START Extracted records

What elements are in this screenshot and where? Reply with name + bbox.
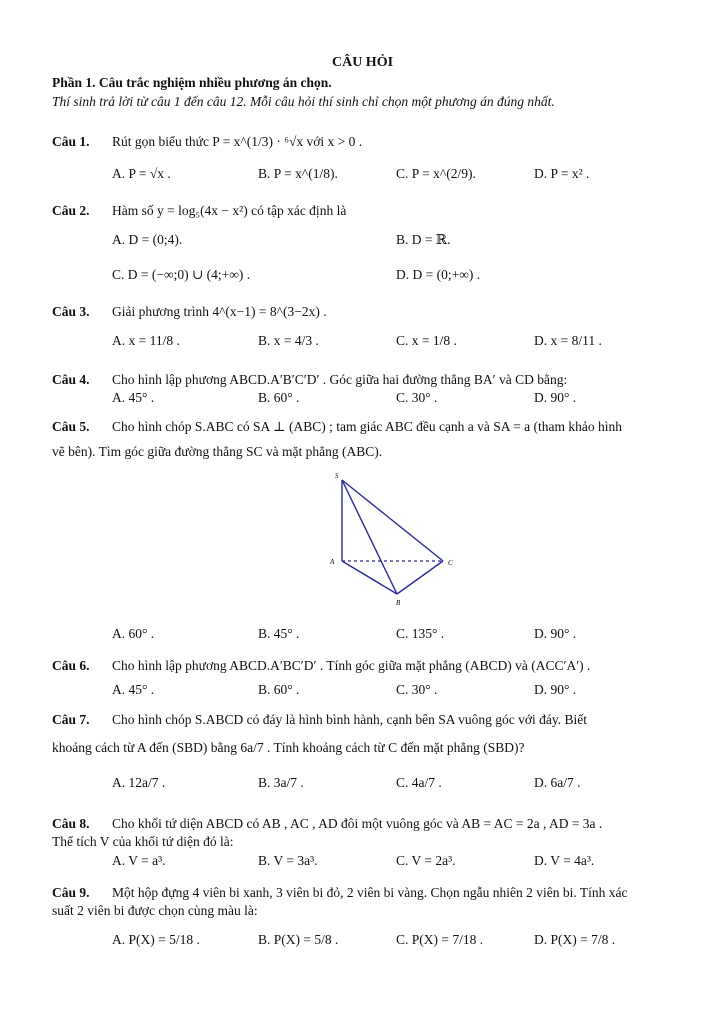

END Extracted records
START Extracted records

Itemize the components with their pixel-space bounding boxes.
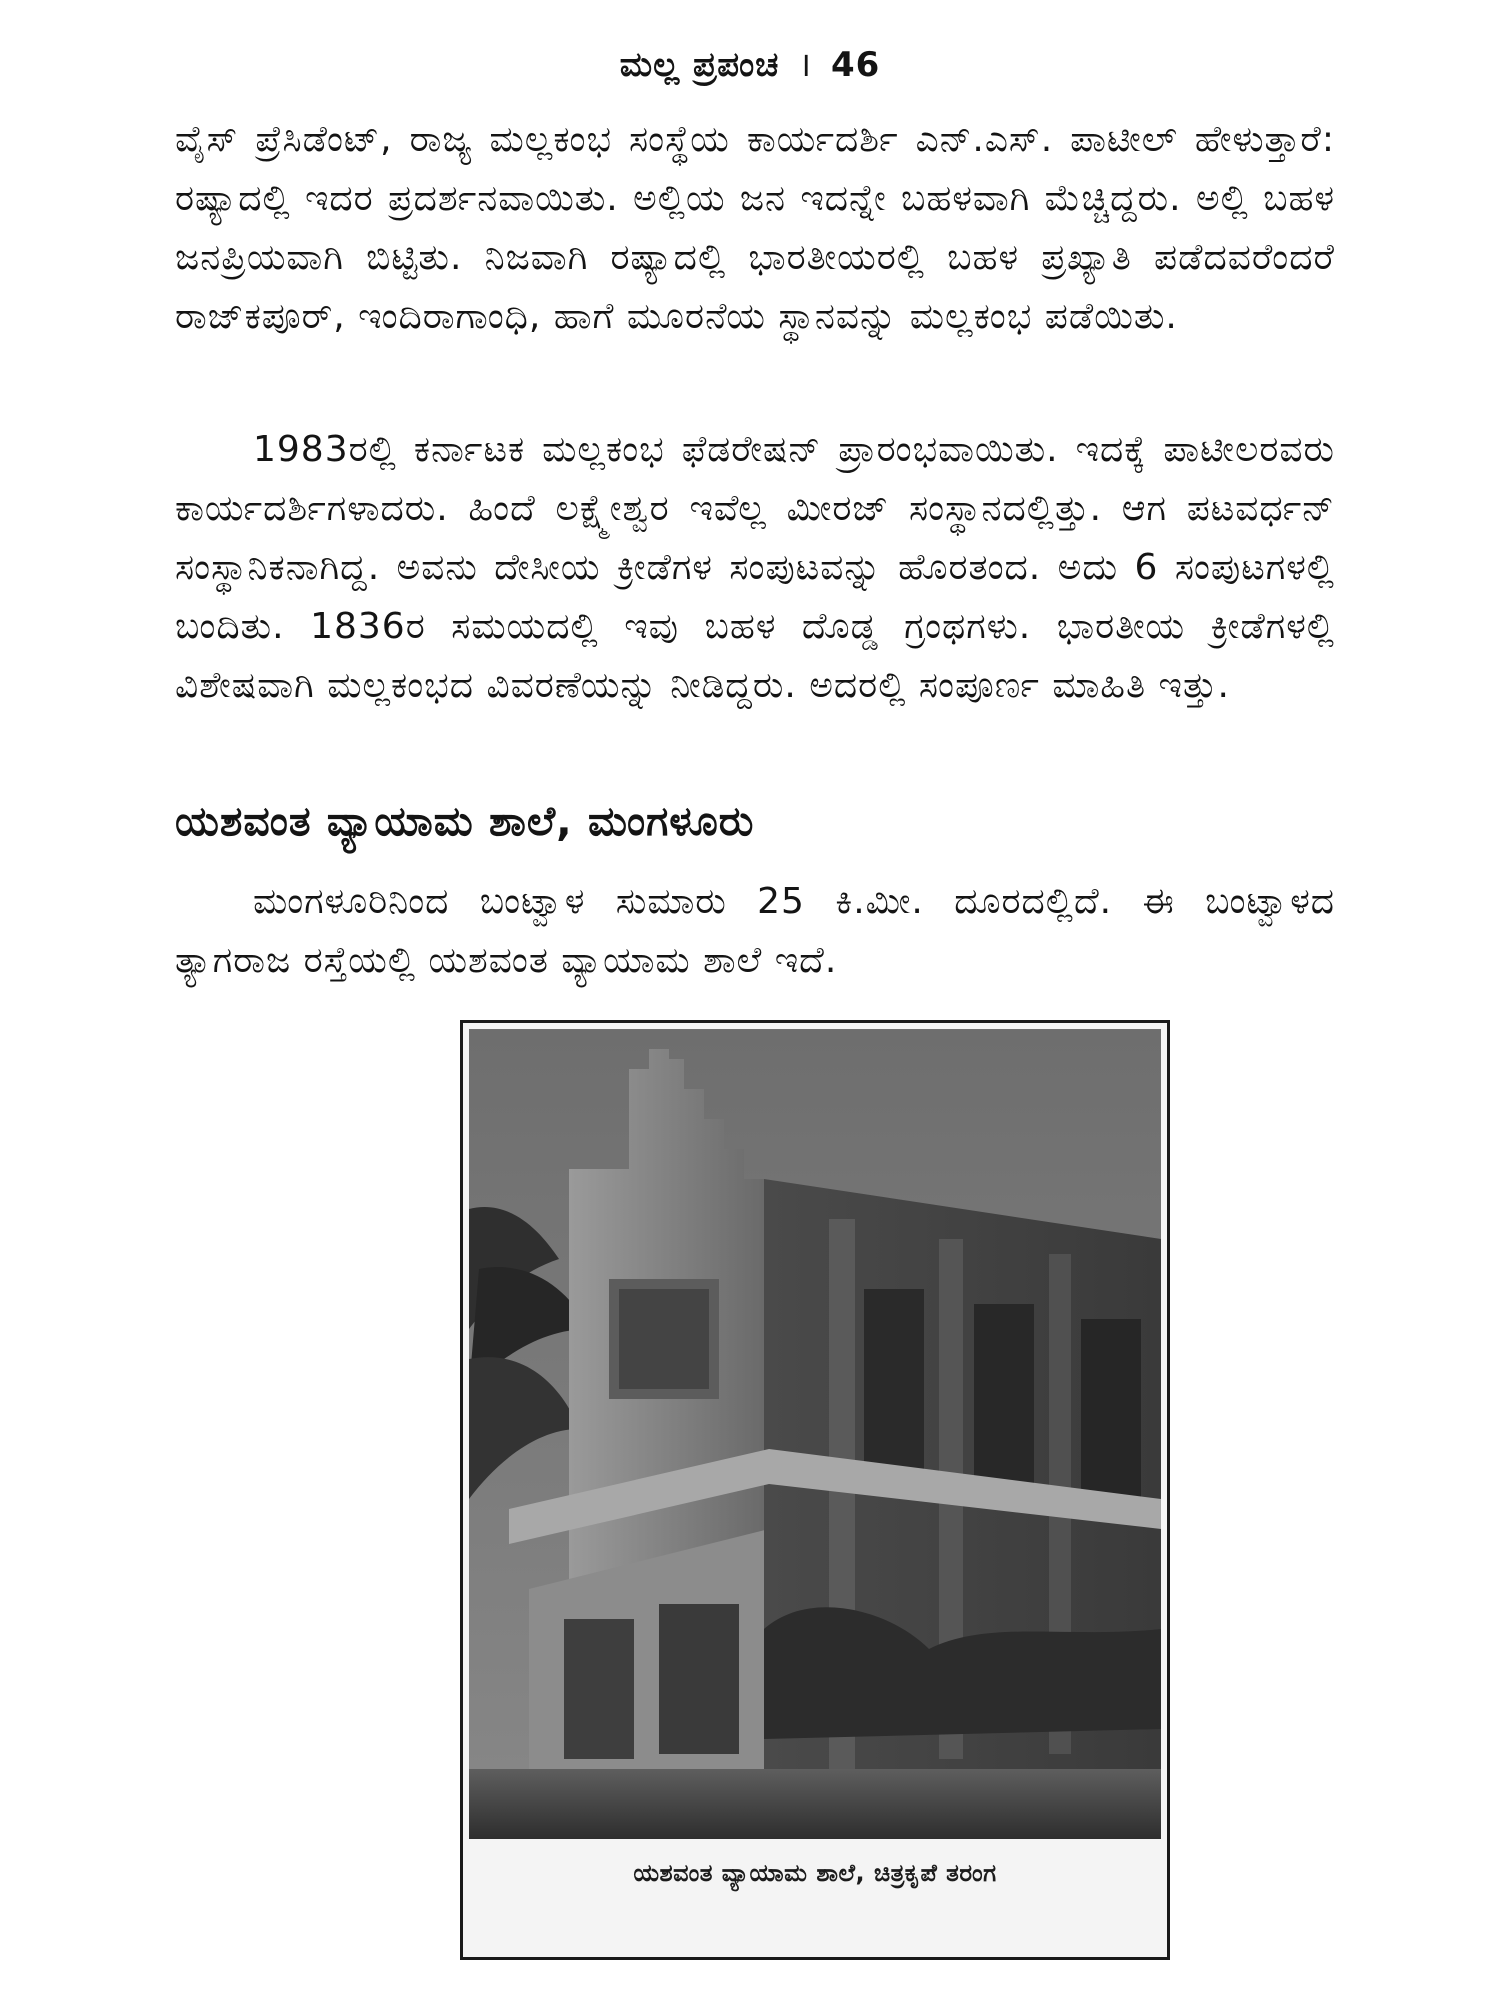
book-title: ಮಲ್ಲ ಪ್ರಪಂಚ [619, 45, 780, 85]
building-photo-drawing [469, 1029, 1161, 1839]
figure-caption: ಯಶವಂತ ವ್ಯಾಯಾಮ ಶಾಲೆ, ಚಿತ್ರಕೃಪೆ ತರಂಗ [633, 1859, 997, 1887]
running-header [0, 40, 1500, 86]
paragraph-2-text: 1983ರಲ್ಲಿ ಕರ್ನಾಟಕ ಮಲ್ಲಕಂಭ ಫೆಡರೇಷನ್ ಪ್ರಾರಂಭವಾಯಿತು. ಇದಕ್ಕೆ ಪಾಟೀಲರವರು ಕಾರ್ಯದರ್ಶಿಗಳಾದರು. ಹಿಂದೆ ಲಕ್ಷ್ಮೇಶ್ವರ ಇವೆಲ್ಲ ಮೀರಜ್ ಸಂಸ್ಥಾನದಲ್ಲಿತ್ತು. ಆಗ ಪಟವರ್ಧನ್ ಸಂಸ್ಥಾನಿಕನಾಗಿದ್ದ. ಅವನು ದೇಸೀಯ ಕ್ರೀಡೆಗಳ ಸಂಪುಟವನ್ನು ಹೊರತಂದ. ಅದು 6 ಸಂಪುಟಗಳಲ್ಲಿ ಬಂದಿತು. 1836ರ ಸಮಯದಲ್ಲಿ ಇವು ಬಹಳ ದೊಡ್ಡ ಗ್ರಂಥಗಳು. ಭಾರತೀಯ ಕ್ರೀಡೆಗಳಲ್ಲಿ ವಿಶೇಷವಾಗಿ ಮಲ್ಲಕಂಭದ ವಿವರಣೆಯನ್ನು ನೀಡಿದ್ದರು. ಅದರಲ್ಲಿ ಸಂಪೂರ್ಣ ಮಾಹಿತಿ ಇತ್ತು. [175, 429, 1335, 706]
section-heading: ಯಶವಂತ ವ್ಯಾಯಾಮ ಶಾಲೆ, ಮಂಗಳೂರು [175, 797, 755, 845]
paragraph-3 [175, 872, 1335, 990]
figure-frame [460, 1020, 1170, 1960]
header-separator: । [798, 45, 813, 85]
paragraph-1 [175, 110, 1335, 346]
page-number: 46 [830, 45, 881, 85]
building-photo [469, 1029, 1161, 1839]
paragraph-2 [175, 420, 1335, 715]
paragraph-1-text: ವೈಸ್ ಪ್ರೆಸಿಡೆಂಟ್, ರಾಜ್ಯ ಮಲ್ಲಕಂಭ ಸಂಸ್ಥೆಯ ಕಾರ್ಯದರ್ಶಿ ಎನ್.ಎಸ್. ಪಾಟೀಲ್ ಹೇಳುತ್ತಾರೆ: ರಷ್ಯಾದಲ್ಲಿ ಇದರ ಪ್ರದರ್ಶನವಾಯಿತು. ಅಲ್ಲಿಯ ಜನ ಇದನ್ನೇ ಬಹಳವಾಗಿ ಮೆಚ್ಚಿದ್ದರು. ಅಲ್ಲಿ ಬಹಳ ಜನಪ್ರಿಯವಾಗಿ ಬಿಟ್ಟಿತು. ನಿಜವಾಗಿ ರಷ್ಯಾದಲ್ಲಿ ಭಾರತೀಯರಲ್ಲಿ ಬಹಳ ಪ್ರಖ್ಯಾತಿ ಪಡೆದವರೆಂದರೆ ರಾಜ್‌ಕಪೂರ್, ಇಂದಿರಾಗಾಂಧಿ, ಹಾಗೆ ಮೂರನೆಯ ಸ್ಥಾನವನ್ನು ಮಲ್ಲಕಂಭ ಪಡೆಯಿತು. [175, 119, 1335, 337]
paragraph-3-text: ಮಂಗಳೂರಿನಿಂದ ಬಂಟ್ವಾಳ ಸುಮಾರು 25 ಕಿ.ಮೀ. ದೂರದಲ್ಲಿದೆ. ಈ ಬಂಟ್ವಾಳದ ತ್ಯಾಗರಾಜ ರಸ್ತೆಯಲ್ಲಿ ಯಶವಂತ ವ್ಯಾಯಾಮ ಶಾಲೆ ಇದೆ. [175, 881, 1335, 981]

END Extracted records

» Direction
Retype the lines of the records above, starting at the line that contains "Itemize the components" and ending at the line that contains "paragraph-2 [175, 420, 1335, 715]", with both of those lines included. Leave the pictures out of your copy.

» Task output
Itemize the components with their pixel-space bounding boxes.
book-title: ಮಲ್ಲ ಪ್ರಪಂಚ [619, 45, 780, 85]
building-photo-drawing [469, 1029, 1161, 1839]
figure-caption: ಯಶವಂತ ವ್ಯಾಯಾಮ ಶಾಲೆ, ಚಿತ್ರಕೃಪೆ ತರಂಗ [633, 1859, 997, 1887]
running-header [0, 40, 1500, 86]
paragraph-2-text: 1983ರಲ್ಲಿ ಕರ್ನಾಟಕ ಮಲ್ಲಕಂಭ ಫೆಡರೇಷನ್ ಪ್ರಾರಂಭವಾಯಿತು. ಇದಕ್ಕೆ ಪಾಟೀಲರವರು ಕಾರ್ಯದರ್ಶಿಗಳಾದರು. ಹಿಂದೆ ಲಕ್ಷ್ಮೇಶ್ವರ ಇವೆಲ್ಲ ಮೀರಜ್ ಸಂಸ್ಥಾನದಲ್ಲಿತ್ತು. ಆಗ ಪಟವರ್ಧನ್ ಸಂಸ್ಥಾನಿಕನಾಗಿದ್ದ. ಅವನು ದೇಸೀಯ ಕ್ರೀಡೆಗಳ ಸಂಪುಟವನ್ನು ಹೊರತಂದ. ಅದು 6 ಸಂಪುಟಗಳಲ್ಲಿ ಬಂದಿತು. 1836ರ ಸಮಯದಲ್ಲಿ ಇವು ಬಹಳ ದೊಡ್ಡ ಗ್ರಂಥಗಳು. ಭಾರತೀಯ ಕ್ರೀಡೆಗಳಲ್ಲಿ ವಿಶೇಷವಾಗಿ ಮಲ್ಲಕಂಭದ ವಿವರಣೆಯನ್ನು ನೀಡಿದ್ದರು. ಅದರಲ್ಲಿ ಸಂಪೂರ್ಣ ಮಾಹಿತಿ ಇತ್ತು. [175, 429, 1335, 706]
section-heading: ಯಶವಂತ ವ್ಯಾಯಾಮ ಶಾಲೆ, ಮಂಗಳೂರು [175, 797, 755, 845]
paragraph-3 [175, 872, 1335, 990]
figure-frame [460, 1020, 1170, 1960]
header-separator: । [798, 45, 813, 85]
paragraph-1 [175, 110, 1335, 346]
page-number: 46 [830, 45, 881, 85]
building-photo [469, 1029, 1161, 1839]
paragraph-2 [175, 420, 1335, 715]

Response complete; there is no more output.